| Task description |
Only the lines holding the string "text" are needed. Copy each one.

--- Information given ---

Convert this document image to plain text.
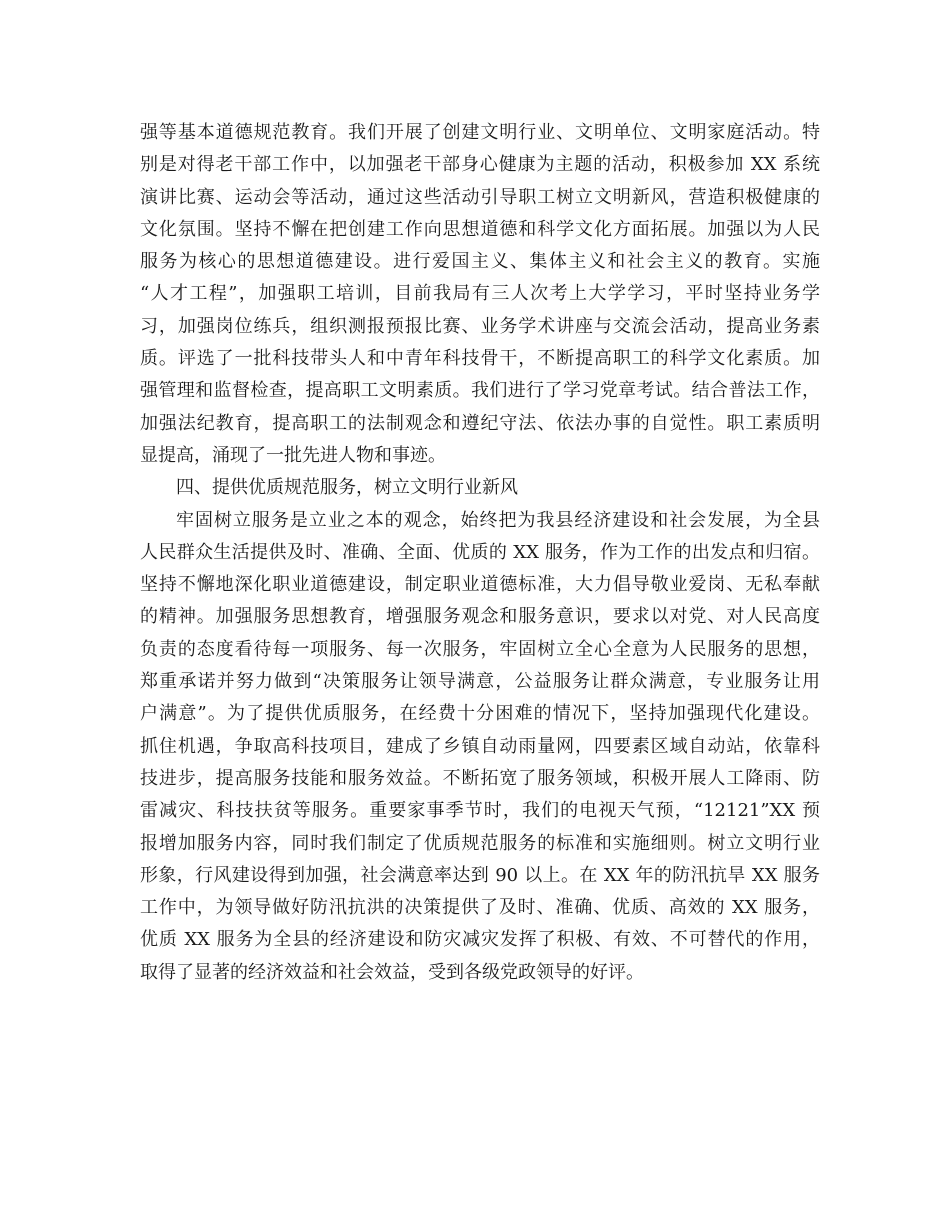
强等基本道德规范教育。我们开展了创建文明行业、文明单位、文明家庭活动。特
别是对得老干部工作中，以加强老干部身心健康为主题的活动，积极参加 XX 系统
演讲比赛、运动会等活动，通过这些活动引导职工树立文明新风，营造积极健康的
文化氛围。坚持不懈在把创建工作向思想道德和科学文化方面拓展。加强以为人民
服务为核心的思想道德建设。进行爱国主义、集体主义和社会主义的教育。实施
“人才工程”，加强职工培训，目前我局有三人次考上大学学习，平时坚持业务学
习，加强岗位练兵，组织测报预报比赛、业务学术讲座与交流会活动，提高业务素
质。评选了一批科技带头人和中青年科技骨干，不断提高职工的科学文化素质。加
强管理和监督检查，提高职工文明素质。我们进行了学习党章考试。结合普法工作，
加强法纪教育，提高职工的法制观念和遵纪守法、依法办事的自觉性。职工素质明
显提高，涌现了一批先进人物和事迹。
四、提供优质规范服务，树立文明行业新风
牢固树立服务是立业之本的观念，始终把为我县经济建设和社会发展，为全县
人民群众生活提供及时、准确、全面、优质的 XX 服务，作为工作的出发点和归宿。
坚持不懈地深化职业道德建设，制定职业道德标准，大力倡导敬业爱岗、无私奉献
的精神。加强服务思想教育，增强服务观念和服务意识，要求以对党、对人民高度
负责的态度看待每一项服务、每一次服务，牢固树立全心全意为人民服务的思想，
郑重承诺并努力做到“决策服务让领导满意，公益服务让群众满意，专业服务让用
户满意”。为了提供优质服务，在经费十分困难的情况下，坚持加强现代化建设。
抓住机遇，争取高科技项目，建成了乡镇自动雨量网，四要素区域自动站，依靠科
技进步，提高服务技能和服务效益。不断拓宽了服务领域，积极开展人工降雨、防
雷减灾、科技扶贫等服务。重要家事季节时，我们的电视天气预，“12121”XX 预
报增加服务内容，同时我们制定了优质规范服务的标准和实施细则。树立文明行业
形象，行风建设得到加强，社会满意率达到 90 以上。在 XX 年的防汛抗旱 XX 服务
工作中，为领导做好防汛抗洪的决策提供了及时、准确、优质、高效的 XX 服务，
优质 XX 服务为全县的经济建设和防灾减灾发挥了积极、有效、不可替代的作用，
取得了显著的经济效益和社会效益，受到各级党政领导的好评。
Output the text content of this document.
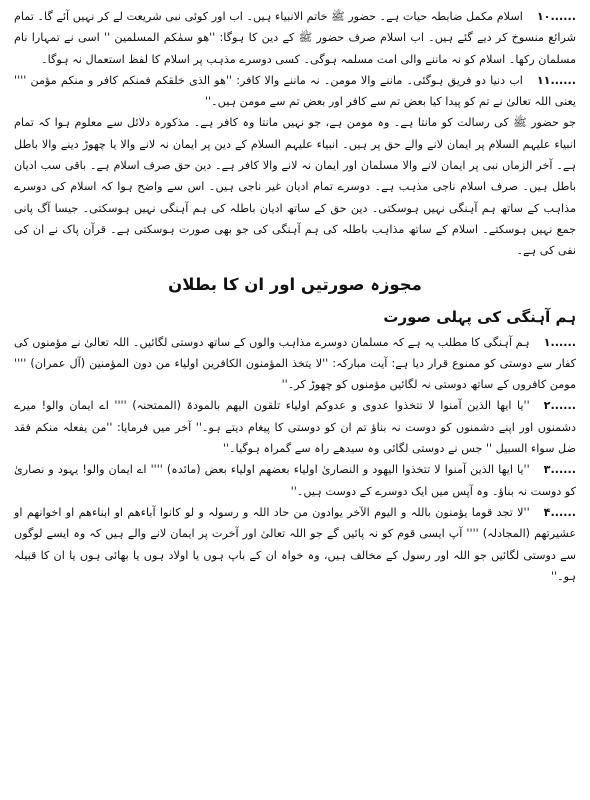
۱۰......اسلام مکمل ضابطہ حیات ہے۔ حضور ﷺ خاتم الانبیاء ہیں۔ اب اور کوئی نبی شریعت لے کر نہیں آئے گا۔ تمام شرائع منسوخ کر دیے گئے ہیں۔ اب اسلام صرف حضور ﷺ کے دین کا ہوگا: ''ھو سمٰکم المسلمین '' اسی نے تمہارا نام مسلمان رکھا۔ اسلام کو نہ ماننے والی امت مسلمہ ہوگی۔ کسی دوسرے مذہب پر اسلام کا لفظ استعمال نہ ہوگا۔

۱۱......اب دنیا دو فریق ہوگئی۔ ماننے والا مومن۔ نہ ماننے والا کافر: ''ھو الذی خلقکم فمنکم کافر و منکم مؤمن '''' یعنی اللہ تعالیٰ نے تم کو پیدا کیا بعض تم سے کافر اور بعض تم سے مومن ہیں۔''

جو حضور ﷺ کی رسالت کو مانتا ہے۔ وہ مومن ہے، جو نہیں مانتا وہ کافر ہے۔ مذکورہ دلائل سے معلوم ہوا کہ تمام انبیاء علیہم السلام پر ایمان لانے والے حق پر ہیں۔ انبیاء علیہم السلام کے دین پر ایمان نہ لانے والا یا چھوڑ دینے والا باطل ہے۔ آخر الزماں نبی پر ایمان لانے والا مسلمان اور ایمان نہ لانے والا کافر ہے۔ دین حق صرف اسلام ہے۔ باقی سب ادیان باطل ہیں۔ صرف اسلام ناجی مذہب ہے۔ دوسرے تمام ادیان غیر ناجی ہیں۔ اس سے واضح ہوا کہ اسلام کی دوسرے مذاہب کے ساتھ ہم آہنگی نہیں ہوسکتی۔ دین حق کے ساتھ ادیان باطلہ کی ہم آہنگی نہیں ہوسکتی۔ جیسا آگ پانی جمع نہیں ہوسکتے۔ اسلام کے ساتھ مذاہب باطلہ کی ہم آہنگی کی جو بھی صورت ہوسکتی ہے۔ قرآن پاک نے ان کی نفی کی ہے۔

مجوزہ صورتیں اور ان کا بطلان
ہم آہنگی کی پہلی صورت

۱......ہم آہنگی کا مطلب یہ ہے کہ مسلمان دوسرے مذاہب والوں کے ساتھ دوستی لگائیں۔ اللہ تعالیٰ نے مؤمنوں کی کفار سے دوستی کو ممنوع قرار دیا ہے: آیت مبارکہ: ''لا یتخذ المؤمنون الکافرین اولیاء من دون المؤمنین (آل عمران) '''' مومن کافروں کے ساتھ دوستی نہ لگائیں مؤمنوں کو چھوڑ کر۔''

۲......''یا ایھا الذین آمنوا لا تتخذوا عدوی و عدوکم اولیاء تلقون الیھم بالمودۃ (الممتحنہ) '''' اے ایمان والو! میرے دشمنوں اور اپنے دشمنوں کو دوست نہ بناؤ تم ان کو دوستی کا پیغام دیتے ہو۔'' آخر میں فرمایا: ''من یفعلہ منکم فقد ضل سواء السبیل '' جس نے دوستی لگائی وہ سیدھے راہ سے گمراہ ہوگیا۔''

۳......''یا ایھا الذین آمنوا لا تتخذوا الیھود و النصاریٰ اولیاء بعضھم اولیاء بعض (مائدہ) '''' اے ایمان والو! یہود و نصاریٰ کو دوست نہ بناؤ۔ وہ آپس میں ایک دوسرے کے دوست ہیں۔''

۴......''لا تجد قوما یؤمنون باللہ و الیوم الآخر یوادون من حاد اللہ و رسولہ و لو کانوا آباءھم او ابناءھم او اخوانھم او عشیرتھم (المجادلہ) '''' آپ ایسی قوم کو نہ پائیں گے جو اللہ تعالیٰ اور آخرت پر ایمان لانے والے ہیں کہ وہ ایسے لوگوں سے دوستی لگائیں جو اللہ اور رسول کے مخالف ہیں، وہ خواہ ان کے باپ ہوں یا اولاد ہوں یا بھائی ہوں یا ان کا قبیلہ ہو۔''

---

| Response to the exercise |
Convert this document image to plain text.
Output the text content of this document.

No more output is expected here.